Exercise objective: Repeat all entries exactly.

*** Records ***

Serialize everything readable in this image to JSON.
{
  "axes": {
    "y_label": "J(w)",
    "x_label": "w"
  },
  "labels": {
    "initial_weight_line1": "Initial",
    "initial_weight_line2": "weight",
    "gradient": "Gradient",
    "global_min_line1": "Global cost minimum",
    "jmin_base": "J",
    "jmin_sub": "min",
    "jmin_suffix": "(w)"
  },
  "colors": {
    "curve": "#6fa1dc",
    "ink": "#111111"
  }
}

***

Exercise answer:
Serialize everything readable in this image to JSON.
{
  "axes": {
    "y_label": "J(w)",
    "x_label": "w"
  },
  "labels": {
    "initial_weight_line1": "Initial",
    "initial_weight_line2": "weight",
    "gradient": "Gradient",
    "global_min_line1": "Global cost minimum",
    "jmin_base": "J",
    "jmin_sub": "min",
    "jmin_suffix": "(w)"
  },
  "colors": {
    "curve": "#6fa1dc",
    "ink": "#111111"
  }
}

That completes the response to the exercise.